Poster for the new film

Manifesto is a new film out this week that explores in depth local Labour Party activists and their fight to get a Labour government elected in the December 2019 general election.

It is an unusual film as it covers a constituency – Liverpool, Walton – ignored by the national media -concentrating on the passion of grass roots activists in one of the poorest parts in Britain. It is also Labour’s safest seat.

The film conveys the idealism of the campaigners and how the last Labour manifesto under Jeremy Corbyn would have meant real change for the people of Walton – many relying on free school meals and food banks – by providing better schools, a better NHS, more worker’s rights and better wages. But it was not to be. Instead Labour lost the general election in the fog of the Brexit row where unknown bureaucrats in Brussels were scapegoated as holding the working class back and depriving them of their ” freedoms”.

A street in Walton. Still from the film

The prism the director Daniel Draper ( who was born and grew up in Walton) uses is to tell the tale through the eyes and voices of local activists -a group that are normally completely ignored.

He intersperses their views with quotes from Robert Tressell’s work The Ragged -Trousered Philanthropists – regarded by George Orwell as a ” book everyone should read”. This tells a semi autobiographical story of a house painter’s struggle to get work in Edwardian England. He died from TB in Liverpool Royal Infirmary and was buried in a pauper’s grave in the city. The link between today’s activists and his legacy is vividly portrayed in one scene in the film.

- [Given task a] Reproduce the whole film review word for word.

- [Dataset excerpts]
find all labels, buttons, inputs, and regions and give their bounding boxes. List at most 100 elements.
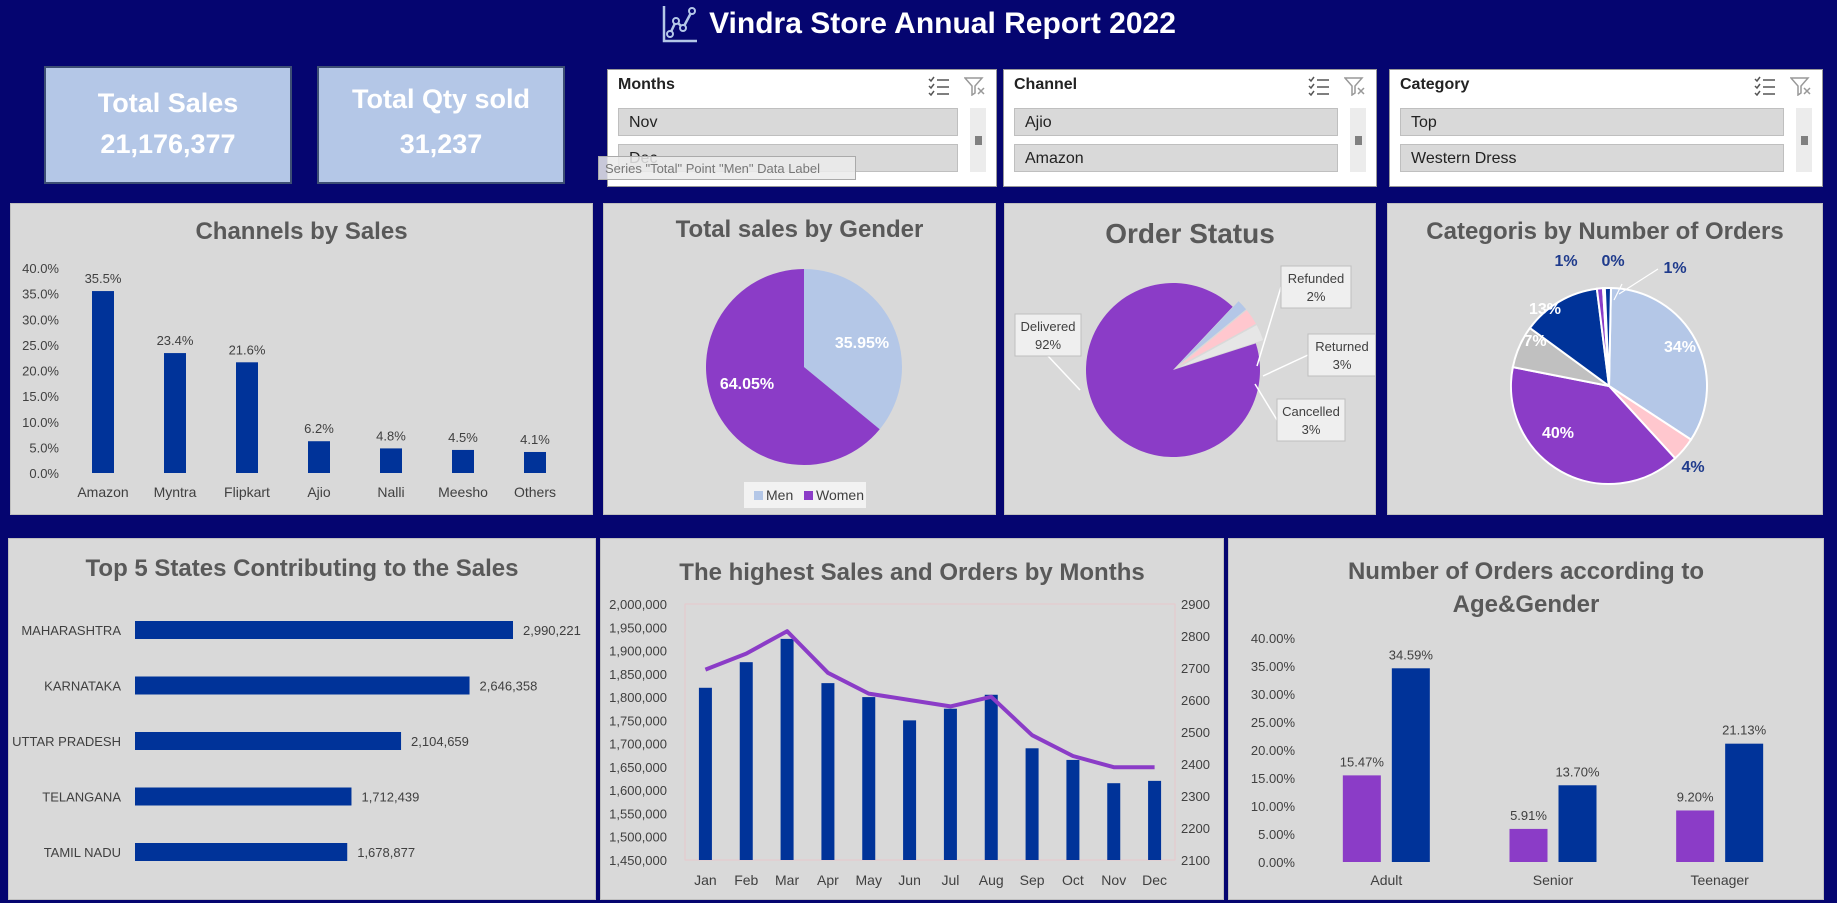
bar-senior-0 [1509,828,1548,862]
channel-scrollbar[interactable] [1350,108,1366,172]
states-chart: MAHARASHTRA 2,990,221 KARNATAKA 2,646,358 UT… [12,621,581,861]
multi-select-icon[interactable] [928,76,950,96]
channels-chart: 0.0% 5.0% 10.0% 15.0% 20.0% 25.0% 30.0% 35.0% 40… [22,261,556,500]
multi-select-icon[interactable] [1308,76,1330,96]
legend-label-women: Women [816,487,864,503]
category-label-refunded: Refunded [1288,271,1344,286]
leader-line-cancelled [1254,383,1278,421]
data-label-refunded: 2% [1307,289,1326,304]
y-tick-label-tamil-nadu: TAMIL NADU [44,845,121,860]
data-label-amazon: 35.5% [85,271,122,286]
slice-4 [1528,287,1611,389]
bar-senior-1 [1558,785,1597,862]
data-label-meesho: 4.5% [448,430,478,445]
channels-chart-title: Channels by Sales [195,218,408,245]
data-label-myntra: 23.4% [157,333,194,348]
y-tick-label: 5.0% [29,440,59,455]
y-tick-label: 5.00% [1258,827,1295,842]
y-tick-label: 25.0% [22,338,59,353]
data-label-maharashtra: 2,990,221 [523,623,581,638]
x-tick-label-adult: Adult [1370,872,1402,888]
y-tick-label: 15.0% [22,389,59,404]
x-tick-label-nov: Nov [1101,872,1126,888]
clear-filter-icon[interactable] [1790,76,1812,96]
leader-line-returned [1262,354,1309,377]
bar-apr [821,683,835,860]
y2-tick-label: 2800 [1181,629,1210,644]
bar-adult-1 [1391,668,1430,862]
y-tick-label: 1,900,000 [609,644,667,659]
y2-tick-label: 2900 [1181,597,1210,612]
callout-box-returned [1307,333,1375,377]
y-tick-label: 1,650,000 [609,760,667,775]
category-slicer: Category Top Western Dress [1389,69,1823,187]
data-label-4: 13% [1529,301,1561,318]
y-tick-label: 1,600,000 [609,783,667,798]
total-sales-card: Total Sales 21,176,377 [44,66,292,184]
months-chart: 1,450,000 1,500,000 1,550,000 1,600,000 1,65… [609,597,1210,888]
y-tick-label: 10.0% [22,415,59,430]
multi-select-icon[interactable] [1754,76,1776,96]
y2-tick-label: 2400 [1181,757,1210,772]
bar-mar [780,638,794,860]
callout-box-delivered [1014,313,1082,357]
slicer-item-western-dress[interactable]: Western Dress [1400,144,1784,172]
data-label-senior-1: 13.70% [1555,764,1600,779]
x-tick-label-amazon: Amazon [77,484,128,500]
y-tick-label-uttar-pradesh: UTTAR PRADESH [12,734,121,749]
age-gender-panel: Number of Orders according to Age&Gender… [1228,538,1824,900]
x-tick-label-jan: Jan [694,872,717,888]
total-qty-value: 31,237 [399,129,483,159]
months-scrollbar[interactable] [970,108,986,172]
y-tick-label: 1,450,000 [609,853,667,868]
slicer-item-ajio[interactable]: Ajio [1014,108,1338,136]
y-tick-label: 0.0% [29,466,59,481]
bar-jul [943,708,957,860]
data-label-5: 1% [1554,253,1577,270]
slice-returned [1179,310,1256,366]
categories-chart: 34% 4% 40% 7% 13% 1% 0% 1% [1510,253,1708,485]
slicer-item-top[interactable]: Top [1400,108,1784,136]
x-tick-label-myntra: Myntra [154,484,197,500]
bar-adult-0 [1342,775,1381,862]
y2-tick-label: 2700 [1181,661,1210,676]
bar-myntra [164,353,186,473]
x-tick-label-nalli: Nalli [377,484,404,500]
category-slicer-title: Category [1400,76,1470,93]
y-tick-label: 30.0% [22,312,59,327]
months-slicer-title: Months [618,76,675,93]
gender-panel: Total sales by Gender 35.95% 64.05% Men Wom… [603,203,996,515]
data-label-karnataka: 2,646,358 [480,679,538,694]
y-tick-label: 35.00% [1251,659,1296,674]
bar-may [862,697,876,860]
slicer-item-amazon[interactable]: Amazon [1014,144,1338,172]
y2-tick-label: 2200 [1181,821,1210,836]
data-label-senior-0: 5.91% [1510,808,1547,823]
months-panel: The highest Sales and Orders by Months 1… [600,538,1224,900]
x-tick-label-teenager: Teenager [1690,872,1749,888]
data-label-teenager-1: 21.13% [1722,723,1767,738]
data-label-tamil-nadu: 1,678,877 [357,845,415,860]
bar-meesho [452,449,474,473]
bar-others [524,451,546,473]
data-label-cancelled: 3% [1302,422,1321,437]
bar-teenager-1 [1725,743,1764,862]
bar-nov [1107,783,1121,860]
age-gender-chart-title: Number of Orders according to Age&Gender [1347,558,1705,618]
x-tick-label-jun: Jun [898,872,921,888]
x-tick-label-meesho: Meesho [438,484,488,500]
y-tick-label: 10.00% [1251,799,1296,814]
y2-tick-label: 2500 [1181,725,1210,740]
order-status-chart-title: Order Status [1105,218,1275,249]
data-label-women: 64.05% [720,376,774,393]
line-chart-icon [662,6,698,43]
data-label-telangana: 1,712,439 [361,790,419,805]
slicer-item-nov[interactable]: Nov [618,108,958,136]
y-tick-label: 40.00% [1251,631,1296,646]
x-tick-label-apr: Apr [817,872,839,888]
clear-filter-icon[interactable] [1344,76,1366,96]
clear-filter-icon[interactable] [964,76,986,96]
bar-karnataka [135,676,470,695]
category-scrollbar[interactable] [1796,108,1812,172]
y-tick-label: 1,950,000 [609,620,667,635]
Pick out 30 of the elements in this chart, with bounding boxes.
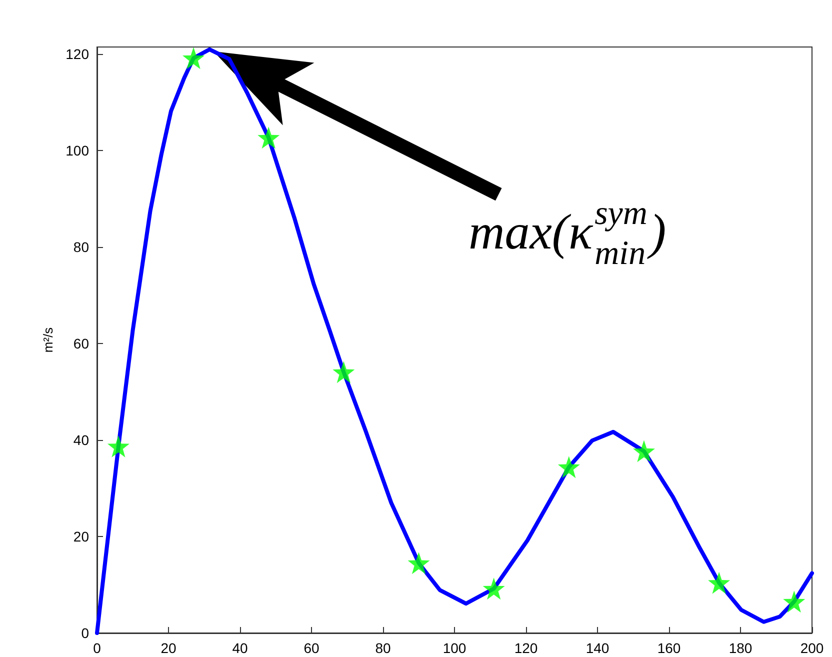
point [107,435,130,458]
x-tick-label: 180 [728,640,752,656]
y-tick-label: 0 [81,625,90,641]
y-tick-label: 100 [66,142,90,159]
x-tick-label: 0 [93,640,102,656]
x-tick-label: 60 [304,640,320,656]
point [408,552,430,574]
point [332,361,355,384]
x-tick-label: 200 [800,640,824,656]
y-tick-label: 120 [66,46,90,62]
x-tick-label: 80 [375,640,391,656]
point [482,578,505,600]
point [182,47,205,70]
x-tick-label: 160 [657,640,681,656]
y-tick-label: 20 [73,528,90,545]
line-series [95,47,814,635]
point [258,126,280,149]
x-tick-label: 140 [586,640,610,656]
point [632,440,655,462]
y-tick-label: 40 [73,432,90,448]
y-tick-label: 80 [73,239,90,256]
point [558,456,580,478]
x-tick-label: 20 [160,640,176,656]
y-tick-label: 60 [73,336,90,352]
x-tick-label: 120 [514,640,538,656]
x-tick-label: 40 [232,640,248,656]
x-tick-label: 100 [442,640,466,656]
y-axis-title: m²/s [40,326,56,353]
point [708,572,730,594]
point [783,590,806,613]
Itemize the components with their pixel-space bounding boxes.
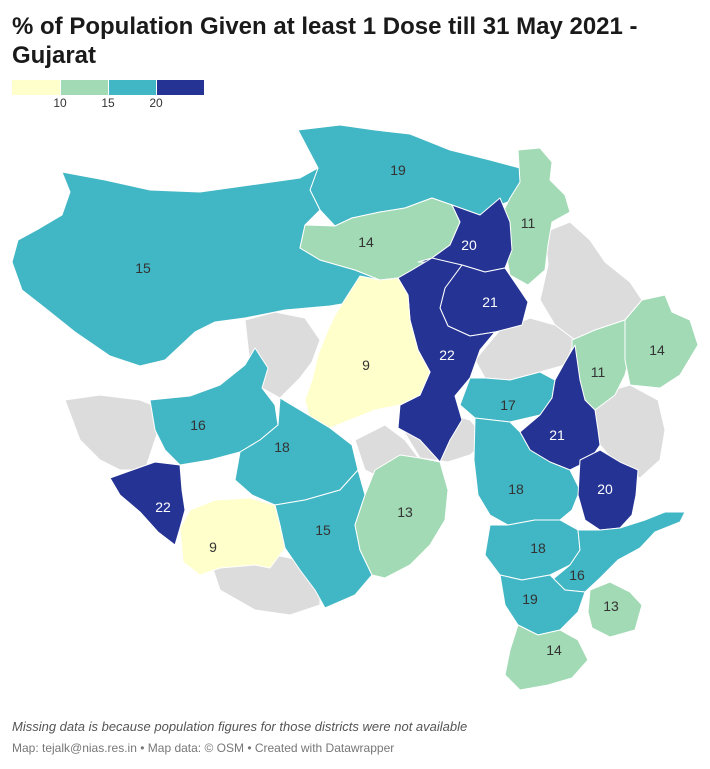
district-shape[interactable] [624,294,699,389]
district-value-label: 13 [603,598,619,614]
district-value-label: 19 [390,162,406,178]
district-shape[interactable] [179,497,286,576]
district-shape[interactable] [109,461,186,546]
district-shape[interactable] [577,449,639,531]
district-value-label: 9 [209,539,217,555]
legend-tick-20: 20 [149,96,163,110]
district-value-label: 21 [549,427,565,443]
map-title: % of Population Given at least 1 Dose ti… [12,13,638,69]
district-value-label: 20 [461,237,477,253]
district-value-label: 11 [521,215,536,231]
district-value-label: 22 [155,499,171,515]
district-value-label: 22 [439,347,455,363]
legend-swatch-3 [108,80,156,95]
district-shape[interactable] [499,147,571,286]
district-value-label: 14 [546,642,562,658]
district-value-label: 14 [358,234,374,250]
district-shape[interactable] [11,167,393,367]
missing-district-porbandar[interactable] [64,394,166,471]
district-shape[interactable] [473,417,581,526]
district-value-label: 16 [569,567,585,583]
district-value-label: 19 [522,591,538,607]
district-shape[interactable] [304,275,431,429]
legend-separator [108,80,109,99]
district-value-label: 15 [315,522,331,538]
legend-tick-10: 10 [53,96,67,110]
district-value-label: 16 [190,417,206,433]
district-value-label: 9 [362,357,370,373]
district-value-label: 15 [135,260,151,276]
legend-tick-15: 15 [101,96,115,110]
district-value-label: 20 [597,481,613,497]
district-shapes [11,124,699,691]
district-shape[interactable] [587,581,643,638]
legend-separator [60,80,61,99]
district-value-labels: 19 15 14 11 20 21 22 9 11 14 17 16 18 21 22 9 15 13 18 20 18… [135,162,665,658]
legend-swatch-1 [12,80,60,95]
district-shape[interactable] [499,574,586,636]
district-shape[interactable] [551,511,686,593]
district-value-label: 21 [482,294,498,310]
district-value-label: 13 [397,504,413,520]
map-credit: Map: tejalk@nias.res.in • Map data: © OS… [12,741,395,755]
legend-swatch-4 [156,80,204,95]
district-value-label: 18 [508,481,524,497]
color-legend: 10 15 20 [12,80,204,112]
district-value-label: 17 [500,397,516,413]
legend-swatch-2 [60,80,108,95]
district-value-label: 11 [591,364,606,380]
district-value-label: 18 [530,540,546,556]
district-shape[interactable] [149,347,279,466]
district-shape[interactable] [504,624,589,691]
missing-data-note: Missing data is because population figur… [12,719,468,734]
district-value-label: 18 [274,439,290,455]
legend-separator [156,80,157,99]
district-shape[interactable] [354,454,449,579]
district-value-label: 14 [649,342,665,358]
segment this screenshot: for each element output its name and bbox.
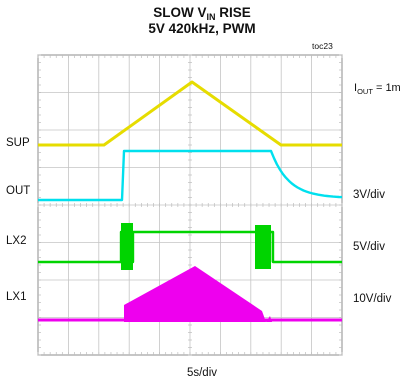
channel-label-lx1: LX1 — [6, 291, 27, 303]
channel-label-lx2: LX2 — [6, 235, 27, 247]
condition-annotation: IOUT = 1m — [354, 82, 401, 96]
scale-label-lx1: 10V/div — [353, 293, 392, 305]
figure-id: toc23 — [312, 41, 333, 51]
trace-lx2-switching-burst — [121, 223, 133, 270]
channel-label-out: OUT — [6, 185, 31, 197]
scale-label-out: 3V/div — [353, 189, 385, 201]
trace-lx1-envelope — [124, 266, 272, 322]
channel-label-sup: SUP — [6, 137, 30, 149]
x-axis-label: 5s/div — [186, 367, 218, 379]
scale-label-lx2: 5V/div — [353, 241, 385, 253]
chart-title-line1: SLOW VIN RISE — [153, 5, 251, 22]
trace-sup — [38, 80, 342, 147]
trace-lx2-switching-burst — [255, 225, 271, 269]
chart-title-line2: 5V 420kHz, PWM — [148, 21, 256, 36]
trace-out — [38, 149, 343, 202]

- [Given task b] In the records, take the lines from the one that contains "point [107,435,130,458]" through the one that contains "Itemize the components" and write them out again with "line-series" changed to "data-series", leaving everything else as it is.

- [Correct result a]
Poster for the new film

Manifesto is a new film out this week that explores in depth local Labour Party activists and their fight to get a Labour government elected in the December 2019 general election.

It is an unusual film as it covers a constituency – Liverpool, Walton – ignored by the national media -concentrating on the passion of grass roots activists in one of the poorest parts in Britain. It is also Labour’s safest seat.

The film conveys the idealism of the campaigners and how the last Labour manifesto under Jeremy Corbyn would have meant real change for the people of Walton – many relying on free school meals and food banks – by providing better schools, a better NHS, more worker’s rights and better wages. But it was not to be. Instead Labour lost the general election in the fog of the Brexit row where unknown bureaucrats in Brussels were scapegoated as holding the working class back and depriving them of their ” freedoms”.

A street in Walton. Still from the film

The prism the director Daniel Draper ( who was born and grew up in Walton) uses is to tell the tale through the eyes and voices of local activists -a group that are normally completely ignored.

He intersperses their views with quotes from Robert Tressell’s work The Ragged -Trousered Philanthropists – regarded by George Orwell as a ” book everyone should read”. This tells a semi autobiographical story of a house painter’s struggle to get work in Edwardian England. He died from TB in Liverpool Royal Infirmary and was buried in a pauper’s grave in the city. The link between today’s activists and his legacy is vividly portrayed in one scene in the film.

- [Correct result b]
point [107,435,130,458]
x-tick-label: 180 [728,640,752,656]
y-tick-label: 0 [81,625,90,641]
y-tick-label: 100 [66,142,90,159]
x-tick-label: 0 [93,640,102,656]
x-tick-label: 60 [304,640,320,656]
point [408,552,430,574]
point [332,361,355,384]
x-tick-label: 200 [800,640,824,656]
y-tick-label: 120 [66,46,90,62]
x-tick-label: 80 [375,640,391,656]
point [482,578,505,600]
point [182,47,205,70]
x-tick-label: 160 [657,640,681,656]
y-tick-label: 20 [73,528,90,545]
data-series [95,47,814,635]
point [258,126,280,149]
x-tick-label: 140 [586,640,610,656]
point [632,440,655,462]
y-tick-label: 40 [73,432,90,448]
y-tick-label: 80 [73,239,90,256]
point [558,456,580,478]
x-tick-label: 20 [160,640,176,656]
y-tick-label: 60 [73,336,90,352]
x-tick-label: 120 [514,640,538,656]
x-tick-label: 40 [232,640,248,656]
x-tick-label: 100 [442,640,466,656]
y-axis-title: m²/s [40,326,56,353]
point [708,572,730,594]
point [783,590,806,613]
Itemize the components with their pixel-space bounding boxes.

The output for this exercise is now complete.